Request => Write out the full listing again, exactly as it stands.

Information supplied =>
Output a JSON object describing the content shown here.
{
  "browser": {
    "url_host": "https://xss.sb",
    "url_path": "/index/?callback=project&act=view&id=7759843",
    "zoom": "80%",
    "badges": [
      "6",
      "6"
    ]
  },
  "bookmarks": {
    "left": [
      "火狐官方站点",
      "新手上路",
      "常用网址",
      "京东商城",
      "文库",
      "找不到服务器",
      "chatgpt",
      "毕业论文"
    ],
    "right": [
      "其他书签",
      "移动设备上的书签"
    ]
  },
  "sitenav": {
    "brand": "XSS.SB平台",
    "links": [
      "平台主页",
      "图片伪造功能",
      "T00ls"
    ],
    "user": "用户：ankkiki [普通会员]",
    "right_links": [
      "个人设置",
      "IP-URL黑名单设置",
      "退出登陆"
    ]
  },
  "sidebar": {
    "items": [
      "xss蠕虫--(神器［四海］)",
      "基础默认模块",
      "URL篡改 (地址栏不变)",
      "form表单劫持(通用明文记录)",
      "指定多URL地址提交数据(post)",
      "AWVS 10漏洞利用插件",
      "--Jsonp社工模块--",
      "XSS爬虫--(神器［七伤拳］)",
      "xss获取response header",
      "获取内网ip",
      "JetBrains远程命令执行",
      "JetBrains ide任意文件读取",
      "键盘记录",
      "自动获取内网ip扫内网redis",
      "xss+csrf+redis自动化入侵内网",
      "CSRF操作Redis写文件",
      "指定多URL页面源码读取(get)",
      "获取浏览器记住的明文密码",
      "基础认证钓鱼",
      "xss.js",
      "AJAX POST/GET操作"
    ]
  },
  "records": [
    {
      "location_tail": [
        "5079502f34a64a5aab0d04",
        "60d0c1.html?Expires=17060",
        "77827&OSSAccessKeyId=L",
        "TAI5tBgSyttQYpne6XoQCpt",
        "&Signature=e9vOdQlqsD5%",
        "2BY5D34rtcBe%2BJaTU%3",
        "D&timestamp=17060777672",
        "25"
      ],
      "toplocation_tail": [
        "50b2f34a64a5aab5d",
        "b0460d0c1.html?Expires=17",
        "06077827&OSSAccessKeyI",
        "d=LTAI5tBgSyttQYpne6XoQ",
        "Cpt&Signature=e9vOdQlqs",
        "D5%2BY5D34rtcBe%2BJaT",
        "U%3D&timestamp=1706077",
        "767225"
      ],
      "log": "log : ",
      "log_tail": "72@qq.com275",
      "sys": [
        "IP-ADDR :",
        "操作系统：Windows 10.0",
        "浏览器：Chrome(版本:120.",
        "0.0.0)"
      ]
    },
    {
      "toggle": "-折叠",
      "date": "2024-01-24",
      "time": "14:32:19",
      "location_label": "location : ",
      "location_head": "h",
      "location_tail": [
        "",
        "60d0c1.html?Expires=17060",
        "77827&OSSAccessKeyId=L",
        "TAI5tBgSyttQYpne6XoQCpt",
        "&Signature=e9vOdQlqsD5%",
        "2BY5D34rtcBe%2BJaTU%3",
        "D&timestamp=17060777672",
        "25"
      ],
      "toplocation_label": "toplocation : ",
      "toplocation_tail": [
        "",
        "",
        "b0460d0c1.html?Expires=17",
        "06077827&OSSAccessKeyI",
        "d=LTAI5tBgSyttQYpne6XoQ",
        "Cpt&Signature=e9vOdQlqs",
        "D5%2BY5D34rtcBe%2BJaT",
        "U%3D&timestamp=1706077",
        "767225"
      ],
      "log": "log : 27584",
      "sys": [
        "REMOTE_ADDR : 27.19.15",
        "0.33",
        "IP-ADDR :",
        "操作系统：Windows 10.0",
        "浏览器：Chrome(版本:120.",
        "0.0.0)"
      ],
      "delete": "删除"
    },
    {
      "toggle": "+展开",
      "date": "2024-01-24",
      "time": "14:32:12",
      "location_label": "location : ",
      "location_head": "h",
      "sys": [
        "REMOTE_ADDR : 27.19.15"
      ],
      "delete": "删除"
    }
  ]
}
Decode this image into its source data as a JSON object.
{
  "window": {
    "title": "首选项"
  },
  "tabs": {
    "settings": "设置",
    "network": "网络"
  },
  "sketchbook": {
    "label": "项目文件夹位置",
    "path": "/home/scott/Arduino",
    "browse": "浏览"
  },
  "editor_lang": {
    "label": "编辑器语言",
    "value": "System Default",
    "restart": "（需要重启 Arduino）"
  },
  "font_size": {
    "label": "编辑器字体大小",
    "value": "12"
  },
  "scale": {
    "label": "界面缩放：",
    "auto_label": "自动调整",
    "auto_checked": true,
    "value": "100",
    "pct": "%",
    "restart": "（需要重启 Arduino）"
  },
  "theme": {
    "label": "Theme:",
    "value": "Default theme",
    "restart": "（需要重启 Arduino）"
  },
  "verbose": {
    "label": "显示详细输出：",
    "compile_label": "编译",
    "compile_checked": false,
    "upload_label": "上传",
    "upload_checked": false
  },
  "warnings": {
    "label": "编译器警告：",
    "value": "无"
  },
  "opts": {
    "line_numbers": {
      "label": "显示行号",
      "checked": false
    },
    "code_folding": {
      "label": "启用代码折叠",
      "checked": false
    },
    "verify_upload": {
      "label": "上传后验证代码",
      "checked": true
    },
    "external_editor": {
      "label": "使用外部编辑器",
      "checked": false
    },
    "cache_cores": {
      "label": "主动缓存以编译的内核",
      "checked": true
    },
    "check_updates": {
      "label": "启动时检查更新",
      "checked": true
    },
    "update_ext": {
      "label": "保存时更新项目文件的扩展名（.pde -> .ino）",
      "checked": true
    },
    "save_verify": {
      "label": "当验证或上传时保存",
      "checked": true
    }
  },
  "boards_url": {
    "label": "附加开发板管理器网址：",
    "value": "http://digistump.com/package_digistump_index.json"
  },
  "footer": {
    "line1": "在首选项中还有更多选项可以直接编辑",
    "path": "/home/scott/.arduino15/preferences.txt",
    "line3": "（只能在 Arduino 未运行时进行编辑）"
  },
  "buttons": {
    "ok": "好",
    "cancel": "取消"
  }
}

Written response =>
Output a JSON object describing the content shown here.
{
  "browser": {
    "url_host": "https://xss.sb",
    "url_path": "/index/?callback=project&act=view&id=7759843",
    "zoom": "80%",
    "badges": [
      "6",
      "6"
    ]
  },
  "bookmarks": {
    "left": [
      "火狐官方站点",
      "新手上路",
      "常用网址",
      "京东商城",
      "文库",
      "找不到服务器",
      "chatgpt",
      "毕业论文"
    ],
    "right": [
      "其他书签",
      "移动设备上的书签"
    ]
  },
  "sitenav": {
    "brand": "XSS.SB平台",
    "links": [
      "平台主页",
      "图片伪造功能",
      "T00ls"
    ],
    "user": "用户：ankkiki [普通会员]",
    "right_links": [
      "个人设置",
      "IP-URL黑名单设置",
      "退出登陆"
    ]
  },
  "sidebar": {
    "items": [
      "xss蠕虫--(神器［四海］)",
      "基础默认模块",
      "URL篡改 (地址栏不变)",
      "form表单劫持(通用明文记录)",
      "指定多URL地址提交数据(post)",
      "AWVS 10漏洞利用插件",
      "--Jsonp社工模块--",
      "XSS爬虫--(神器［七伤拳］)",
      "xss获取response header",
      "获取内网ip",
      "JetBrains远程命令执行",
      "JetBrains ide任意文件读取",
      "键盘记录",
      "自动获取内网ip扫内网redis",
      "xss+csrf+redis自动化入侵内网",
      "CSRF操作Redis写文件",
      "指定多URL页面源码读取(get)",
      "获取浏览器记住的明文密码",
      "基础认证钓鱼",
      "xss.js",
      "AJAX POST/GET操作"
    ]
  },
  "records": [
    {
      "location_tail": [
        "5079502f34a64a5aab0d04",
        "60d0c1.html?Expires=17060",
        "77827&OSSAccessKeyId=L",
        "TAI5tBgSyttQYpne6XoQCpt",
        "&Signature=e9vOdQlqsD5%",
        "2BY5D34rtcBe%2BJaTU%3",
        "D&timestamp=17060777672",
        "25"
      ],
      "toplocation_tail": [
        "50b2f34a64a5aab5d",
        "b0460d0c1.html?Expires=17",
        "06077827&OSSAccessKeyI",
        "d=LTAI5tBgSyttQYpne6XoQ",
        "Cpt&Signature=e9vOdQlqs",
        "D5%2BY5D34rtcBe%2BJaT",
        "U%3D&timestamp=1706077",
        "767225"
      ],
      "log": "log : ",
      "log_tail": "72@qq.com275",
      "sys": [
        "IP-ADDR :",
        "操作系统：Windows 10.0",
        "浏览器：Chrome(版本:120.",
        "0.0.0)"
      ]
    },
    {
      "toggle": "-折叠",
      "date": "2024-01-24",
      "time": "14:32:19",
      "location_label": "location : ",
      "location_head": "h",
      "location_tail": [
        "",
        "60d0c1.html?Expires=17060",
        "77827&OSSAccessKeyId=L",
        "TAI5tBgSyttQYpne6XoQCpt",
        "&Signature=e9vOdQlqsD5%",
        "2BY5D34rtcBe%2BJaTU%3",
        "D&timestamp=17060777672",
        "25"
      ],
      "toplocation_label": "toplocation : ",
      "toplocation_tail": [
        "",
        "",
        "b0460d0c1.html?Expires=17",
        "06077827&OSSAccessKeyI",
        "d=LTAI5tBgSyttQYpne6XoQ",
        "Cpt&Signature=e9vOdQlqs",
        "D5%2BY5D34rtcBe%2BJaT",
        "U%3D&timestamp=1706077",
        "767225"
      ],
      "log": "log : 27584",
      "sys": [
        "REMOTE_ADDR : 27.19.15",
        "0.33",
        "IP-ADDR :",
        "操作系统：Windows 10.0",
        "浏览器：Chrome(版本:120.",
        "0.0.0)"
      ],
      "delete": "删除"
    },
    {
      "toggle": "+展开",
      "date": "2024-01-24",
      "time": "14:32:12",
      "location_label": "location : ",
      "location_head": "h",
      "sys": [
        "REMOTE_ADDR : 27.19.15"
      ],
      "delete": "删除"
    }
  ]
}
Decode this image into its source data as a JSON object.
{
  "window": {
    "title": "首选项"
  },
  "tabs": {
    "settings": "设置",
    "network": "网络"
  },
  "sketchbook": {
    "label": "项目文件夹位置",
    "path": "/home/scott/Arduino",
    "browse": "浏览"
  },
  "editor_lang": {
    "label": "编辑器语言",
    "value": "System Default",
    "restart": "（需要重启 Arduino）"
  },
  "font_size": {
    "label": "编辑器字体大小",
    "value": "12"
  },
  "scale": {
    "label": "界面缩放：",
    "auto_label": "自动调整",
    "auto_checked": true,
    "value": "100",
    "pct": "%",
    "restart": "（需要重启 Arduino）"
  },
  "theme": {
    "label": "Theme:",
    "value": "Default theme",
    "restart": "（需要重启 Arduino）"
  },
  "verbose": {
    "label": "显示详细输出：",
    "compile_label": "编译",
    "compile_checked": false,
    "upload_label": "上传",
    "upload_checked": false
  },
  "warnings": {
    "label": "编译器警告：",
    "value": "无"
  },
  "opts": {
    "line_numbers": {
      "label": "显示行号",
      "checked": false
    },
    "code_folding": {
      "label": "启用代码折叠",
      "checked": false
    },
    "verify_upload": {
      "label": "上传后验证代码",
      "checked": true
    },
    "external_editor": {
      "label": "使用外部编辑器",
      "checked": false
    },
    "cache_cores": {
      "label": "主动缓存以编译的内核",
      "checked": true
    },
    "check_updates": {
      "label": "启动时检查更新",
      "checked": true
    },
    "update_ext": {
      "label": "保存时更新项目文件的扩展名（.pde -> .ino）",
      "checked": true
    },
    "save_verify": {
      "label": "当验证或上传时保存",
      "checked": true
    }
  },
  "boards_url": {
    "label": "附加开发板管理器网址：",
    "value": "http://digistump.com/package_digistump_index.json"
  },
  "footer": {
    "line1": "在首选项中还有更多选项可以直接编辑",
    "path": "/home/scott/.arduino15/preferences.txt",
    "line3": "（只能在 Arduino 未运行时进行编辑）"
  },
  "buttons": {
    "ok": "好",
    "cancel": "取消"
  }
}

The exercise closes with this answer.